╭─ Material

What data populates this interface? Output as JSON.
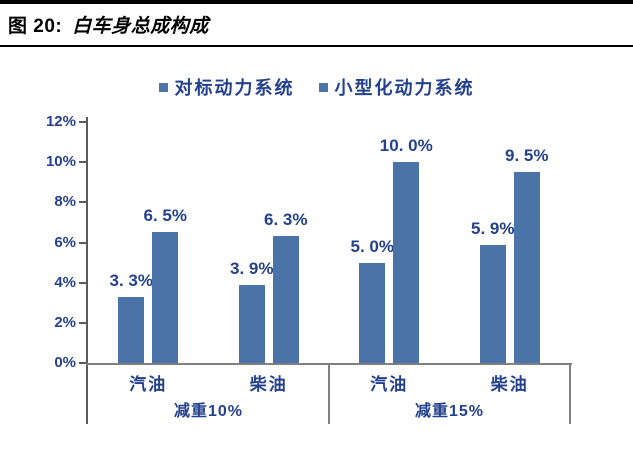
{
  "figure": {
    "title_prefix": "图 20:",
    "title": "白车身总成构成"
  },
  "colors": {
    "bar": "#4A74A8",
    "chart_text": "#24418E",
    "y_axis_line": "#5A5A5A",
    "x_axis_line": "#808080",
    "caption_rule": "#000000",
    "background": "#FFFFFF"
  },
  "chart_data": {
    "type": "bar",
    "title": "图 20: 白车身总成构成",
    "legend_position": "top",
    "grid": false,
    "ylim": [
      0,
      12
    ],
    "ylabel": "",
    "xlabel": "",
    "y_ticks": [
      "0%",
      "2%",
      "4%",
      "6%",
      "8%",
      "10%",
      "12%"
    ],
    "groups": [
      {
        "label": "减重10%",
        "categories": [
          "汽油",
          "柴油"
        ]
      },
      {
        "label": "减重15%",
        "categories": [
          "汽油",
          "柴油"
        ]
      }
    ],
    "series": [
      {
        "name": "对标动力系统",
        "color": "#4A74A8",
        "values": [
          3.3,
          3.9,
          5.0,
          5.9
        ],
        "labels": [
          "3. 3%",
          "3. 9%",
          "5. 0%",
          "5. 9%"
        ]
      },
      {
        "name": "小型化动力系统",
        "color": "#4A74A8",
        "values": [
          6.5,
          6.3,
          10.0,
          9.5
        ],
        "labels": [
          "6. 5%",
          "6. 3%",
          "10. 0%",
          "9. 5%"
        ]
      }
    ]
  }
}
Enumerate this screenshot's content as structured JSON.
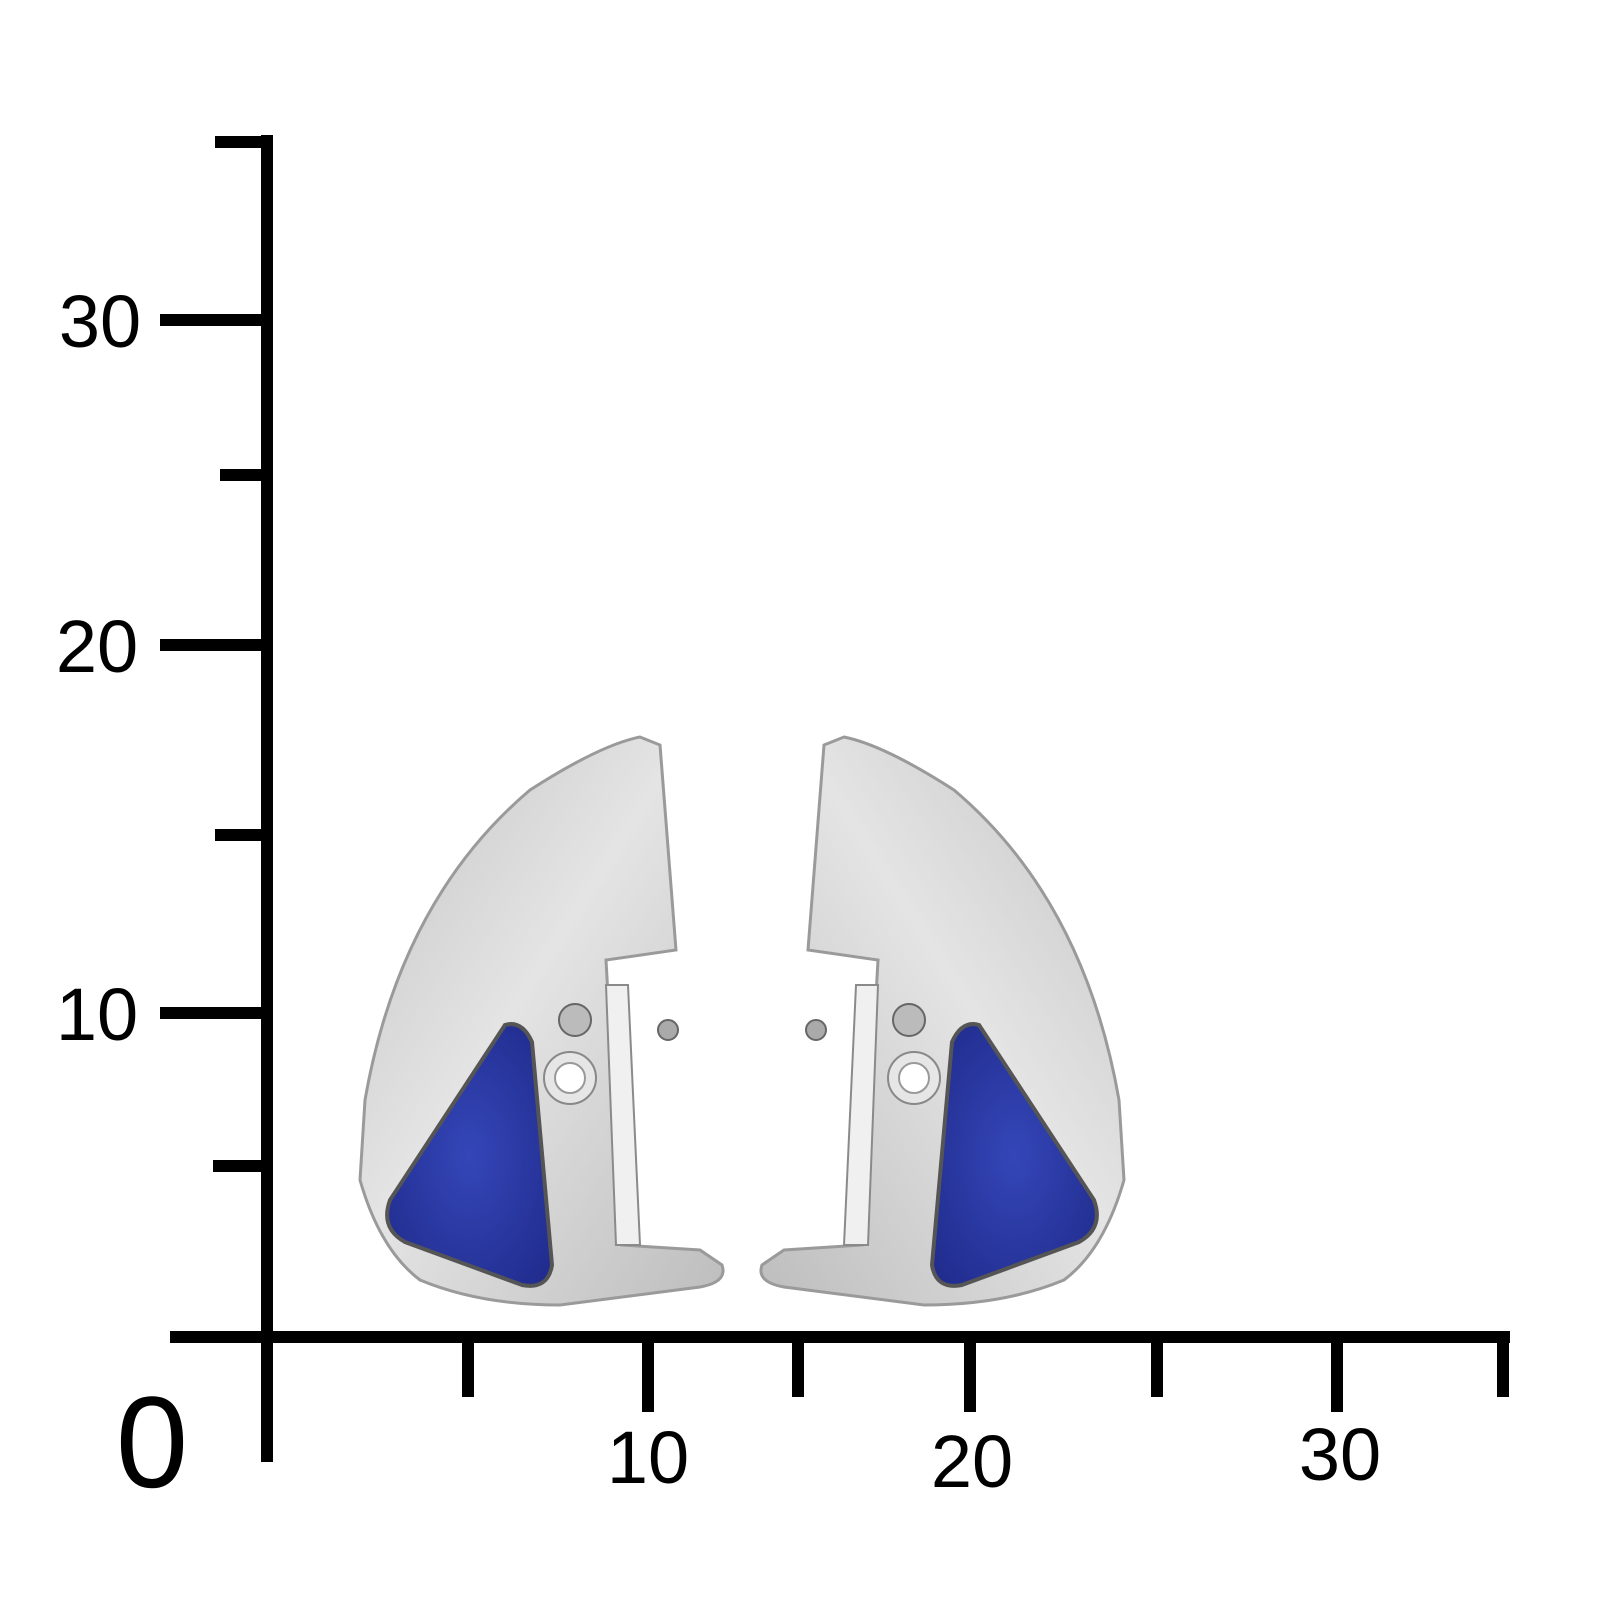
{
  "scale": {
    "y_labels": [
      "30",
      "20",
      "10"
    ],
    "x_labels": [
      "10",
      "20",
      "30"
    ],
    "origin_label": "0",
    "color": "#000000"
  },
  "product": {
    "metal_color": "#d9d9d9",
    "stone_color": "#2b3aa6"
  }
}
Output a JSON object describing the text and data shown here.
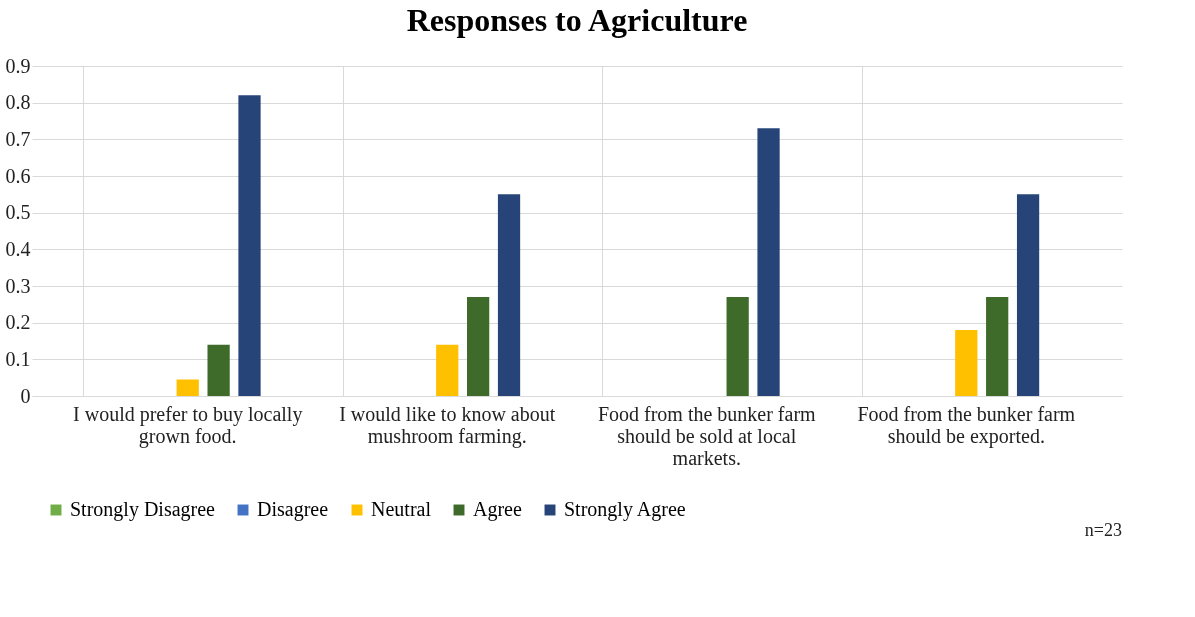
{
  "chart_data": {
    "type": "bar",
    "title": "Responses to Agriculture",
    "categories": [
      "I would prefer to buy locally grown food.",
      "I would like to know about mushroom farming.",
      "Food from the bunker farm should be sold at local markets.",
      "Food from the bunker farm should be exported."
    ],
    "series": [
      {
        "name": "Strongly Disagree",
        "color": "#70ad47",
        "values": [
          0,
          0,
          0,
          0
        ]
      },
      {
        "name": "Disagree",
        "color": "#4472c4",
        "values": [
          0,
          0,
          0,
          0
        ]
      },
      {
        "name": "Neutral",
        "color": "#ffc000",
        "values": [
          0.045,
          0.14,
          0,
          0.18
        ]
      },
      {
        "name": "Agree",
        "color": "#3e6b2a",
        "values": [
          0.14,
          0.27,
          0.27,
          0.27
        ]
      },
      {
        "name": "Strongly Agree",
        "color": "#264478",
        "values": [
          0.82,
          0.55,
          0.73,
          0.55
        ]
      }
    ],
    "ylim": [
      0,
      0.9
    ],
    "yticks": [
      0,
      0.1,
      0.2,
      0.3,
      0.4,
      0.5,
      0.6,
      0.7,
      0.8,
      0.9
    ],
    "grid": true,
    "legend": "bottom",
    "annotations": [
      "n=23"
    ]
  }
}
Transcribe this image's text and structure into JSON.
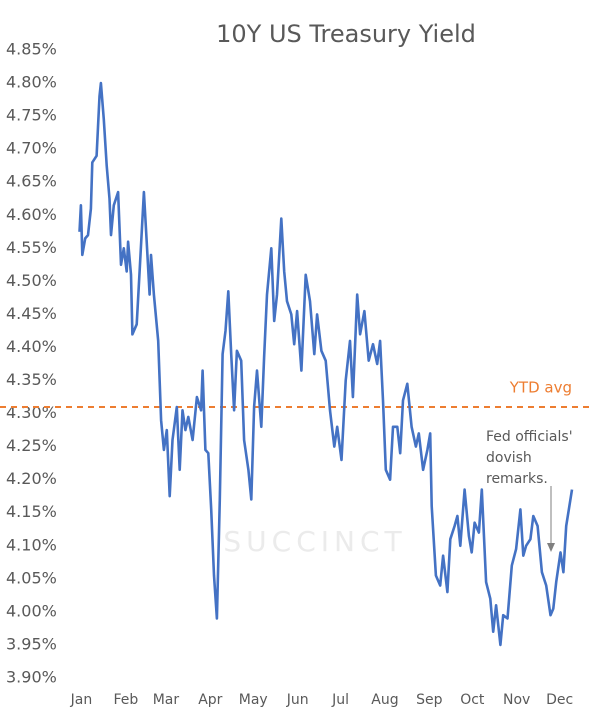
{
  "chart_data": {
    "type": "line",
    "title": "10Y US Treasury Yield",
    "color": "#4472c4",
    "x": [
      0,
      1,
      2,
      4,
      6,
      8,
      9,
      12,
      14,
      15,
      17,
      19,
      21,
      22,
      24,
      27,
      29,
      31,
      33,
      34,
      36,
      37,
      40,
      42,
      45,
      47,
      49,
      50,
      52,
      55,
      57,
      59,
      61,
      63,
      65,
      68,
      70,
      72,
      74,
      76,
      79,
      82,
      85,
      86,
      88,
      90,
      92,
      94,
      96,
      98,
      100,
      102,
      104,
      106,
      108,
      110,
      113,
      115,
      118,
      120,
      122,
      124,
      127,
      129,
      131,
      134,
      136,
      138,
      141,
      143,
      145,
      148,
      150,
      152,
      155,
      158,
      161,
      164,
      166,
      169,
      172,
      175,
      178,
      180,
      183,
      186,
      189,
      191,
      194,
      196,
      199,
      202,
      205,
      208,
      210,
      212,
      214,
      217,
      219,
      222,
      224,
      226,
      229,
      232,
      235,
      237,
      240,
      243,
      245,
      246,
      249,
      252,
      254,
      257,
      259,
      262,
      264,
      266,
      269,
      272,
      274,
      276,
      279,
      281,
      284,
      287,
      289,
      291,
      294,
      296,
      299,
      302,
      305,
      308,
      310,
      312,
      315,
      317,
      320,
      323,
      326,
      329,
      331,
      333,
      336,
      338,
      340,
      344
    ],
    "values": [
      4.575,
      4.615,
      4.54,
      4.565,
      4.57,
      4.61,
      4.68,
      4.69,
      4.78,
      4.8,
      4.745,
      4.675,
      4.625,
      4.57,
      4.615,
      4.635,
      4.525,
      4.55,
      4.515,
      4.56,
      4.51,
      4.42,
      4.435,
      4.515,
      4.635,
      4.56,
      4.48,
      4.54,
      4.48,
      4.41,
      4.29,
      4.245,
      4.275,
      4.175,
      4.26,
      4.31,
      4.215,
      4.305,
      4.275,
      4.295,
      4.26,
      4.325,
      4.305,
      4.365,
      4.245,
      4.24,
      4.155,
      4.055,
      3.99,
      4.17,
      4.39,
      4.425,
      4.485,
      4.39,
      4.305,
      4.395,
      4.38,
      4.26,
      4.215,
      4.17,
      4.31,
      4.365,
      4.28,
      4.385,
      4.48,
      4.55,
      4.44,
      4.48,
      4.595,
      4.515,
      4.47,
      4.45,
      4.405,
      4.455,
      4.365,
      4.51,
      4.47,
      4.39,
      4.45,
      4.395,
      4.38,
      4.305,
      4.25,
      4.28,
      4.23,
      4.35,
      4.41,
      4.325,
      4.48,
      4.42,
      4.455,
      4.38,
      4.405,
      4.375,
      4.41,
      4.32,
      4.215,
      4.2,
      4.28,
      4.28,
      4.24,
      4.32,
      4.345,
      4.28,
      4.25,
      4.27,
      4.215,
      4.245,
      4.27,
      4.16,
      4.055,
      4.04,
      4.085,
      4.03,
      4.11,
      4.13,
      4.145,
      4.1,
      4.185,
      4.115,
      4.09,
      4.135,
      4.12,
      4.185,
      4.045,
      4.02,
      3.97,
      4.01,
      3.95,
      3.995,
      3.99,
      4.07,
      4.095,
      4.155,
      4.085,
      4.1,
      4.11,
      4.145,
      4.13,
      4.06,
      4.04,
      3.995,
      4.005,
      4.045,
      4.09,
      4.06,
      4.13,
      4.185
    ],
    "xlim": [
      -8,
      358
    ],
    "xticks": [
      {
        "value": 0,
        "label": "Jan"
      },
      {
        "value": 31,
        "label": "Feb"
      },
      {
        "value": 59,
        "label": "Mar"
      },
      {
        "value": 90,
        "label": "Apr"
      },
      {
        "value": 120,
        "label": "May"
      },
      {
        "value": 151,
        "label": "Jun"
      },
      {
        "value": 181,
        "label": "Jul"
      },
      {
        "value": 212,
        "label": "Aug"
      },
      {
        "value": 243,
        "label": "Sep"
      },
      {
        "value": 273,
        "label": "Oct"
      },
      {
        "value": 304,
        "label": "Nov"
      },
      {
        "value": 334,
        "label": "Dec"
      }
    ],
    "ylim": [
      3.9,
      4.85
    ],
    "yticks": [
      {
        "value": 3.9,
        "label": "3.90%"
      },
      {
        "value": 3.95,
        "label": "3.95%"
      },
      {
        "value": 4.0,
        "label": "4.00%"
      },
      {
        "value": 4.05,
        "label": "4.05%"
      },
      {
        "value": 4.1,
        "label": "4.10%"
      },
      {
        "value": 4.15,
        "label": "4.15%"
      },
      {
        "value": 4.2,
        "label": "4.20%"
      },
      {
        "value": 4.25,
        "label": "4.25%"
      },
      {
        "value": 4.3,
        "label": "4.30%"
      },
      {
        "value": 4.35,
        "label": "4.35%"
      },
      {
        "value": 4.4,
        "label": "4.40%"
      },
      {
        "value": 4.45,
        "label": "4.45%"
      },
      {
        "value": 4.5,
        "label": "4.50%"
      },
      {
        "value": 4.55,
        "label": "4.55%"
      },
      {
        "value": 4.6,
        "label": "4.60%"
      },
      {
        "value": 4.65,
        "label": "4.65%"
      },
      {
        "value": 4.7,
        "label": "4.70%"
      },
      {
        "value": 4.75,
        "label": "4.75%"
      },
      {
        "value": 4.8,
        "label": "4.80%"
      },
      {
        "value": 4.85,
        "label": "4.85%"
      }
    ],
    "reference_line": {
      "value": 4.31,
      "label": "YTD avg",
      "color": "#ed7d31"
    },
    "annotation": [
      "Fed officials'",
      "dovish",
      "remarks."
    ],
    "watermark": "SUCCINCT"
  }
}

╰─

Task details.
Go through the listing above and pull out each line containing the word "this".

Task result.
What data populates this interface? Output as JSON.
Enumerate this screenshot's content as structured JSON.
Transcribe this image's text and structure into JSON.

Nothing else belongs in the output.